Extracted records
——

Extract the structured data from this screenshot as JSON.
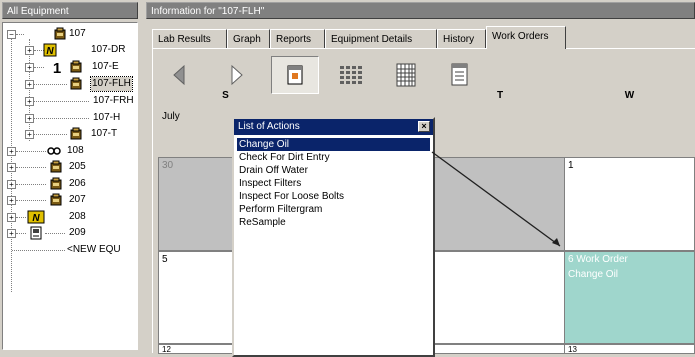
{
  "left_pane": {
    "header": "All Equipment",
    "tree": [
      {
        "label": "107",
        "icon": "truck-icon",
        "level": 1,
        "expanded": true
      },
      {
        "label": "107-DR",
        "icon": "n-badge-icon",
        "level": 2
      },
      {
        "label": "107-E",
        "icon": "one-badge-icon",
        "level": 2
      },
      {
        "label": "107-FLH",
        "icon": "truck-icon",
        "level": 2,
        "selected": true
      },
      {
        "label": "107-FRH",
        "icon": "",
        "level": 2
      },
      {
        "label": "107-H",
        "icon": "",
        "level": 2
      },
      {
        "label": "107-T",
        "icon": "truck-icon",
        "level": 2
      },
      {
        "label": "108",
        "icon": "wheel-icon",
        "level": 1
      },
      {
        "label": "205",
        "icon": "truck-icon",
        "level": 1
      },
      {
        "label": "206",
        "icon": "truck-icon",
        "level": 1
      },
      {
        "label": "207",
        "icon": "truck-icon",
        "level": 1
      },
      {
        "label": "208",
        "icon": "n-badge-icon",
        "level": 1
      },
      {
        "label": "209",
        "icon": "generator-icon",
        "level": 1
      },
      {
        "label": "<NEW EQU",
        "icon": "",
        "level": 1
      }
    ]
  },
  "right_pane": {
    "header": "Information for \"107-FLH\"",
    "tabs": [
      "Lab Results",
      "Graph",
      "Reports",
      "Equipment Details",
      "History",
      "Work Orders"
    ],
    "active_tab": "Work Orders",
    "toolbar": [
      "prev-arrow-icon",
      "next-arrow-icon",
      "day-view-icon",
      "week-view-icon",
      "month-view-icon",
      "notes-icon"
    ],
    "month": "July",
    "day_headers": {
      "s": "S",
      "t": "T",
      "w": "W"
    },
    "cells": {
      "r1_first": "30",
      "r1_last": "1",
      "r2_first": "5",
      "r2_last_line1": "6 Work Order",
      "r2_last_line2": "Change Oil",
      "r3_first": "12",
      "r3_last": "13"
    }
  },
  "actions_popup": {
    "title": "List of Actions",
    "items": [
      "Change Oil",
      "Check For Dirt Entry",
      "Drain Off Water",
      "Inspect Filters",
      "Inspect For Loose Bolts",
      "Perform Filtergram",
      "ReSample"
    ],
    "selected_index": 0
  },
  "colors": {
    "selection_blue": "#0a246a",
    "work_order_teal": "#9fd6cc"
  }
}
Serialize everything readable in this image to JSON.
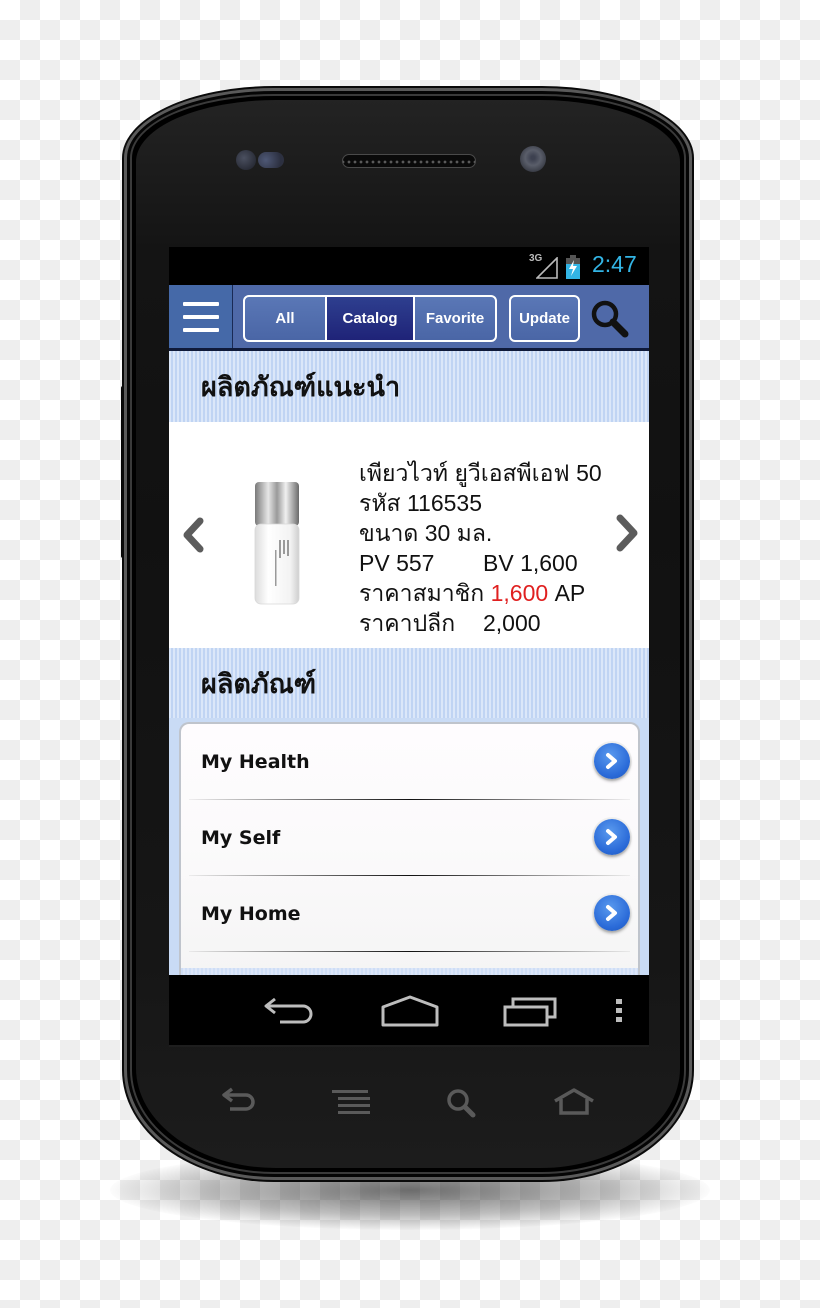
{
  "device": {
    "hardware_buttons": [
      {
        "icon": "back-icon"
      },
      {
        "icon": "menu-icon"
      },
      {
        "icon": "search-icon"
      },
      {
        "icon": "home-icon"
      }
    ]
  },
  "status_bar": {
    "network": "3G",
    "signal_icon": "signal-icon",
    "battery_icon": "battery-charging-icon",
    "clock": "2:47"
  },
  "header": {
    "menu_icon": "hamburger-menu-icon",
    "tabs": [
      {
        "label": "All",
        "selected": false
      },
      {
        "label": "Catalog",
        "selected": true
      },
      {
        "label": "Favorite",
        "selected": false
      }
    ],
    "update_label": "Update",
    "search_icon": "search-icon"
  },
  "featured": {
    "title": "ผลิตภัณฑ์แนะนำ",
    "product": {
      "name": "เพียวไวท์ ยูวีเอสพีเอฟ 50",
      "code_label": "รหัส",
      "code": "116535",
      "size_label": "ขนาด",
      "size": "30 มล.",
      "pv_label": "PV",
      "pv": "557",
      "bv_label": "BV",
      "bv": "1,600",
      "member_price_label": "ราคาสมาชิก",
      "member_price": "1,600",
      "member_price_unit": "AP",
      "retail_price_label": "ราคาปลีก",
      "retail_price": "2,000"
    },
    "prev_icon": "chevron-left-icon",
    "next_icon": "chevron-right-icon"
  },
  "products": {
    "title": "ผลิตภัณฑ์",
    "items": [
      {
        "label": "My Health"
      },
      {
        "label": "My Self"
      },
      {
        "label": "My Home"
      }
    ]
  },
  "nav_bar": {
    "buttons": [
      {
        "icon": "back-icon"
      },
      {
        "icon": "home-icon"
      },
      {
        "icon": "recent-apps-icon"
      },
      {
        "icon": "overflow-menu-icon"
      }
    ]
  },
  "colors": {
    "header_bg": "#4f69a8",
    "selected_tab": "#1f2378",
    "clock": "#33b5e5",
    "price_highlight": "#e02020",
    "list_chevron": "#2a6ad8"
  }
}
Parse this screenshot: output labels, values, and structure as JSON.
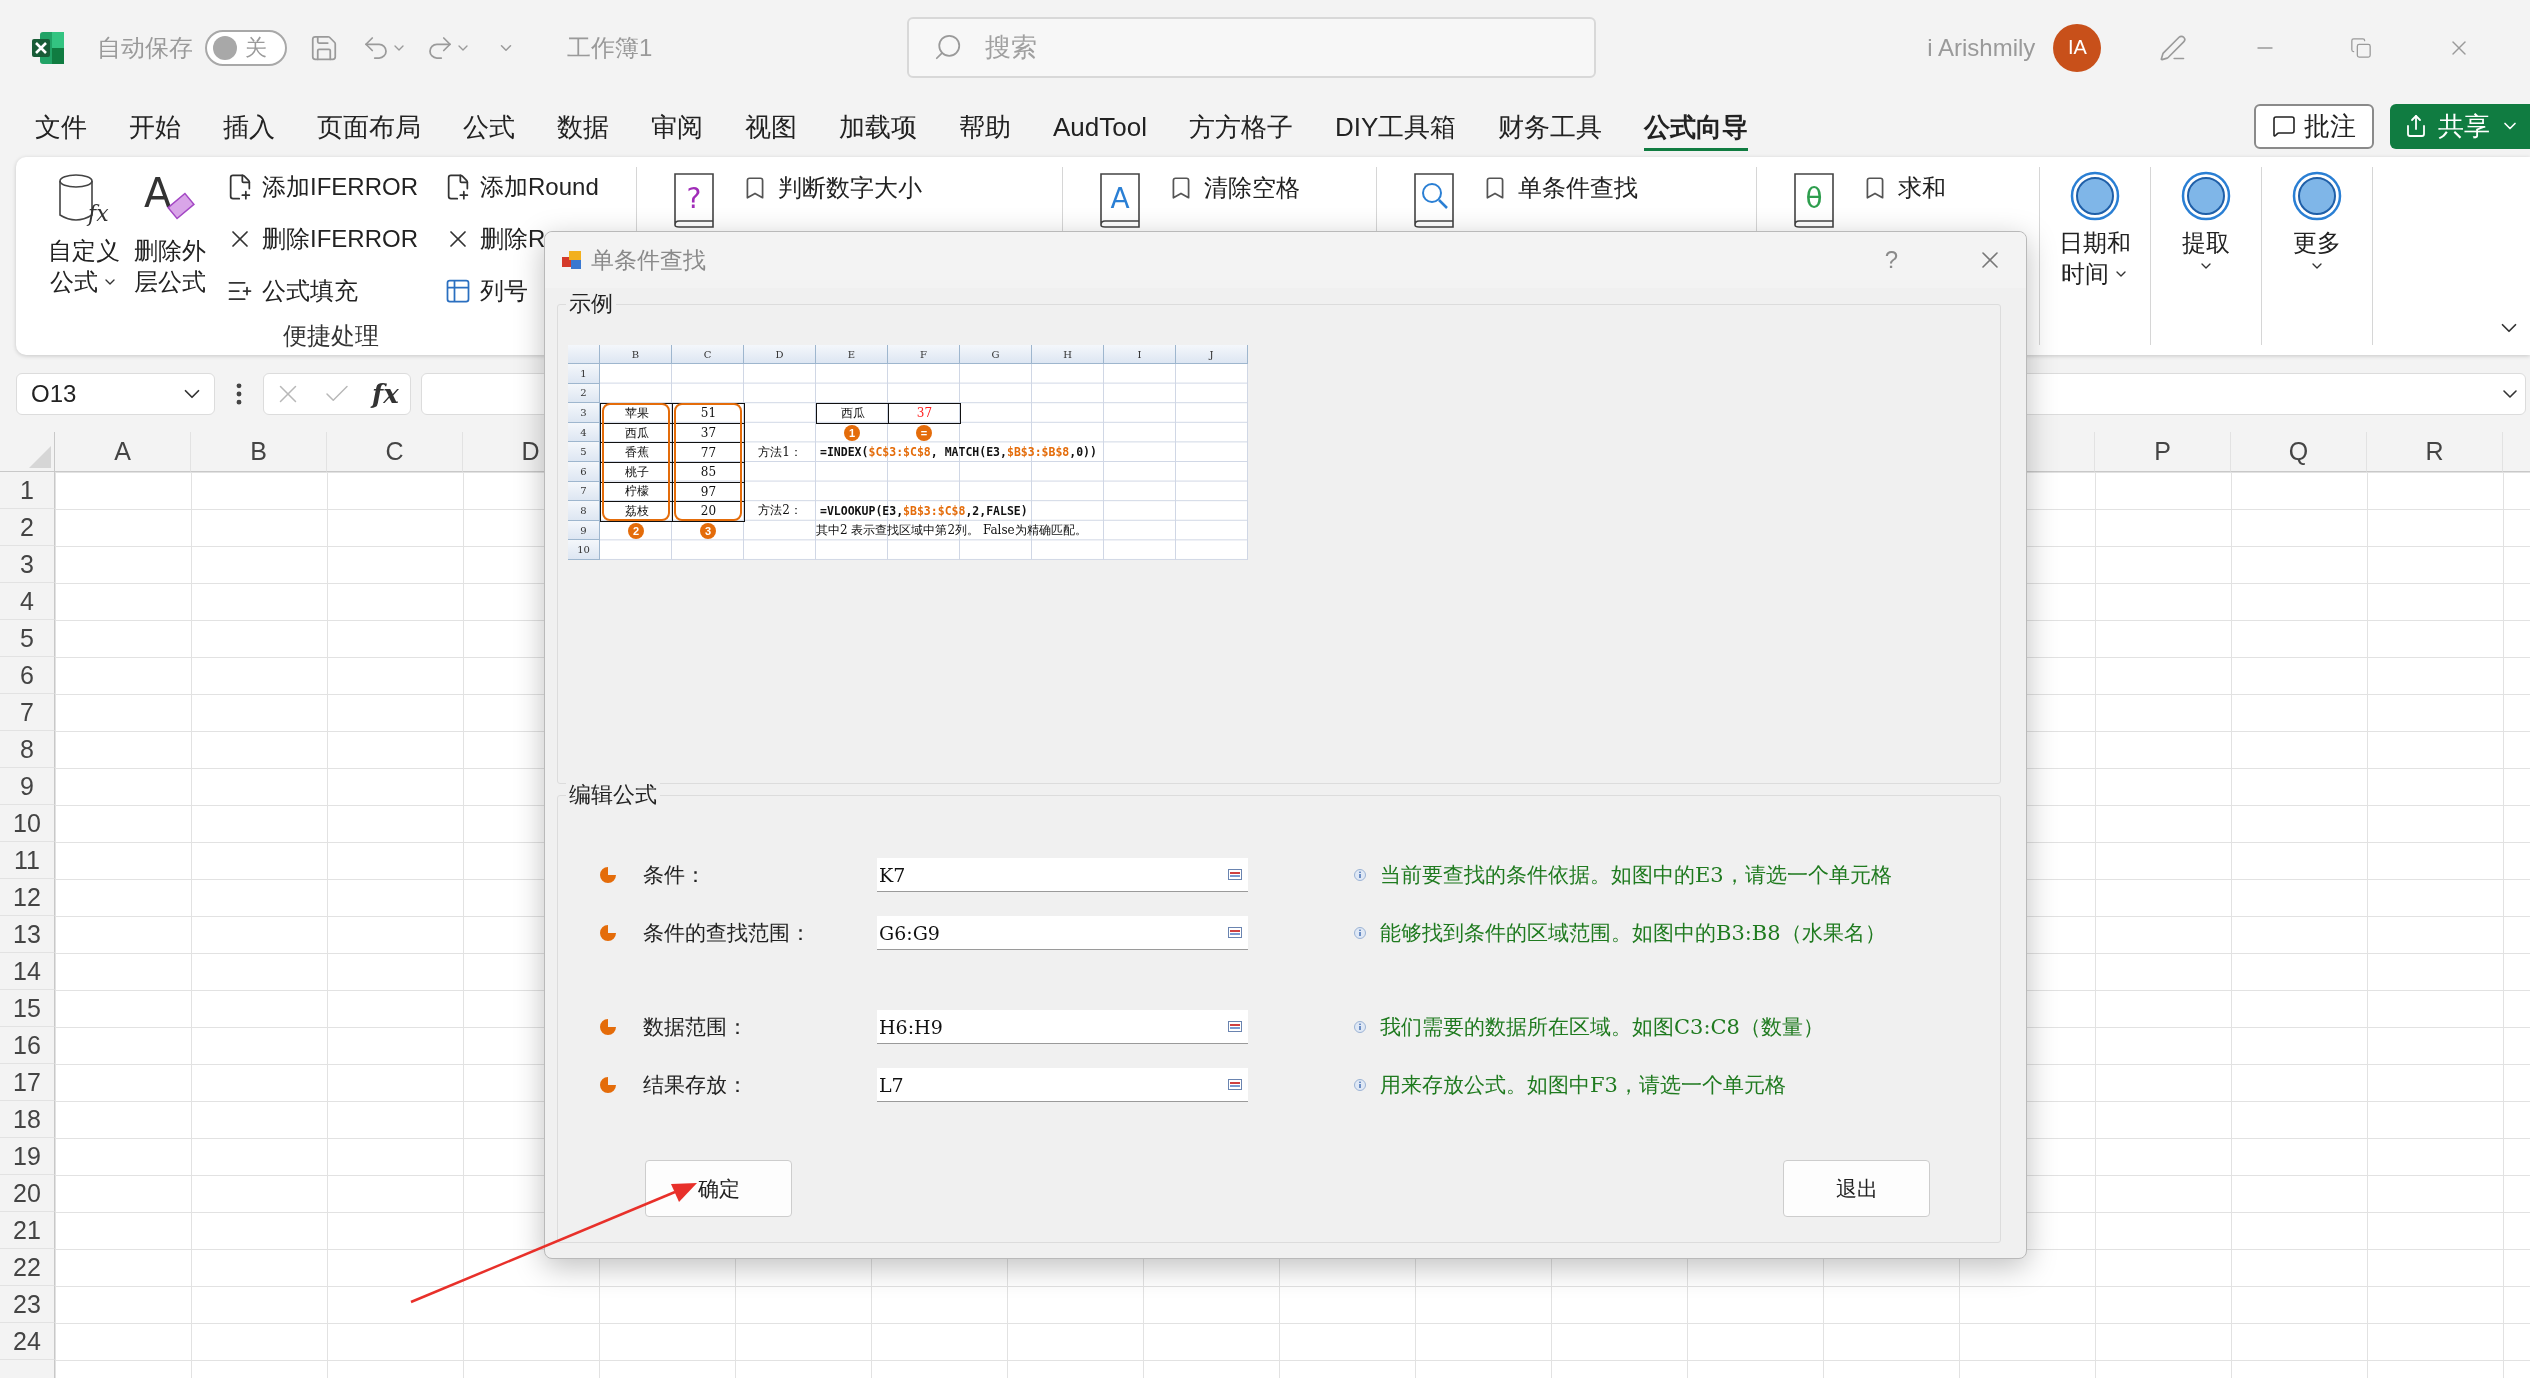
{
  "title_bar": {
    "autosave_label": "自动保存",
    "autosave_on": false,
    "autosave_state": "关",
    "document": "工作簿1",
    "search_placeholder": "搜索",
    "user": "i Arishmily",
    "avatar": "IA"
  },
  "menu_tabs": [
    {
      "label": "文件",
      "selected": false
    },
    {
      "label": "开始",
      "selected": false
    },
    {
      "label": "插入",
      "selected": false
    },
    {
      "label": "页面布局",
      "selected": false
    },
    {
      "label": "公式",
      "selected": false
    },
    {
      "label": "数据",
      "selected": false
    },
    {
      "label": "审阅",
      "selected": false
    },
    {
      "label": "视图",
      "selected": false
    },
    {
      "label": "加载项",
      "selected": false
    },
    {
      "label": "帮助",
      "selected": false
    },
    {
      "label": "AudTool",
      "selected": false
    },
    {
      "label": "方方格子",
      "selected": false
    },
    {
      "label": "DIY工具箱",
      "selected": false
    },
    {
      "label": "财务工具",
      "selected": false
    },
    {
      "label": "公式向导",
      "selected": true
    }
  ],
  "comments_button": "批注",
  "share_button": "共享",
  "ribbon": {
    "big_buttons": [
      {
        "glyph": "fx",
        "kind": "cylinder",
        "lines": [
          "自定义",
          "公式"
        ],
        "dropdown": true
      },
      {
        "glyph": "A",
        "kind": "eraser",
        "lines": [
          "删除外",
          "层公式"
        ],
        "dropdown": false
      }
    ],
    "small_columns": [
      [
        {
          "label": "添加IFERROR",
          "kind": "add"
        },
        {
          "label": "删除IFERROR",
          "kind": "remove"
        },
        {
          "label": "公式填充",
          "kind": "fill"
        }
      ],
      [
        {
          "label": "添加Round",
          "kind": "add"
        },
        {
          "label": "删除R",
          "kind": "remove"
        },
        {
          "label": "列号",
          "kind": "table"
        }
      ]
    ],
    "group_label": "便捷处理",
    "book_groups": [
      {
        "kind": "glyph",
        "glyph": "?",
        "label": "判断数字大小"
      },
      {
        "kind": "glyph",
        "glyph": "A",
        "label": "清除空格"
      },
      {
        "kind": "search",
        "label": "单条件查找"
      },
      {
        "kind": "glyph",
        "glyph": "θ",
        "label": "求和"
      }
    ],
    "menus": [
      {
        "lines": [
          "日期和",
          "时间"
        ],
        "dropdown": true
      },
      {
        "lines": [
          "提取"
        ],
        "dropdown": true
      },
      {
        "lines": [
          "更多"
        ],
        "dropdown": true
      }
    ]
  },
  "formula_bar": {
    "name_box": "O13",
    "function_symbol": "fx"
  },
  "sheet": {
    "columns_before_dialog": [
      "A",
      "B",
      "C",
      "D"
    ],
    "columns_after_dialog": [
      "P",
      "Q",
      "R"
    ],
    "rows": [
      "1",
      "2",
      "3",
      "4",
      "5",
      "6",
      "7",
      "8",
      "9",
      "10",
      "11",
      "12",
      "13",
      "14",
      "15",
      "16",
      "17",
      "18",
      "19",
      "20",
      "21",
      "22",
      "23",
      "24"
    ]
  },
  "dialog": {
    "title": "单条件查找",
    "help": "?",
    "example_legend": "示例",
    "example": {
      "columns": [
        "B",
        "C",
        "D",
        "E",
        "F",
        "G",
        "H",
        "I",
        "J"
      ],
      "rows": [
        "1",
        "2",
        "3",
        "4",
        "5",
        "6",
        "7",
        "8",
        "9",
        "10"
      ],
      "items": [
        {
          "name": "苹果",
          "value": "51"
        },
        {
          "name": "西瓜",
          "value": "37"
        },
        {
          "name": "香蕉",
          "value": "77"
        },
        {
          "name": "桃子",
          "value": "85"
        },
        {
          "name": "柠檬",
          "value": "97"
        },
        {
          "name": "荔枝",
          "value": "20"
        }
      ],
      "lookup": {
        "key": "西瓜",
        "result": "37"
      },
      "badges": [
        "1",
        "=",
        "2",
        "3"
      ],
      "method1": {
        "label": "方法1：",
        "parts": [
          {
            "text": "=INDEX(",
            "highlighted": false
          },
          {
            "text": "$C$3:$C$8",
            "highlighted": true
          },
          {
            "text": ", MATCH(E3,",
            "highlighted": false
          },
          {
            "text": "$B$3:$B$8",
            "highlighted": true
          },
          {
            "text": ",0))",
            "highlighted": false
          }
        ]
      },
      "method2": {
        "label": "方法2：",
        "parts": [
          {
            "text": "=VLOOKUP(E3,",
            "highlighted": false
          },
          {
            "text": "$B$3:$C$8",
            "highlighted": true
          },
          {
            "text": ",2,FALSE)",
            "highlighted": false
          }
        ]
      },
      "note": "其中2 表示查找区域中第2列。 False为精确匹配。"
    },
    "edit_legend": "编辑公式",
    "fields": [
      {
        "label": "条件：",
        "value": "K7",
        "hint": "当前要查找的条件依据。如图中的E3，请选一个单元格"
      },
      {
        "label": "条件的查找范围：",
        "value": "G6:G9",
        "hint": "能够找到条件的区域范围。如图中的B3:B8（水果名）"
      },
      {
        "label": "数据范围：",
        "value": "H6:H9",
        "hint": "我们需要的数据所在区域。如图C3:C8（数量）"
      },
      {
        "label": "结果存放：",
        "value": "L7",
        "hint": "用来存放公式。如图中F3，请选一个单元格"
      }
    ],
    "ok_button": "确定",
    "cancel_button": "退出"
  }
}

——

● Set problem
Filter the records above for "请选一个单元格" and copy every matching line.

● Solution
        "hint": "当前要查找的条件依据。如图中的E3，请选一个单元格"
        "hint": "用来存放公式。如图中F3，请选一个单元格"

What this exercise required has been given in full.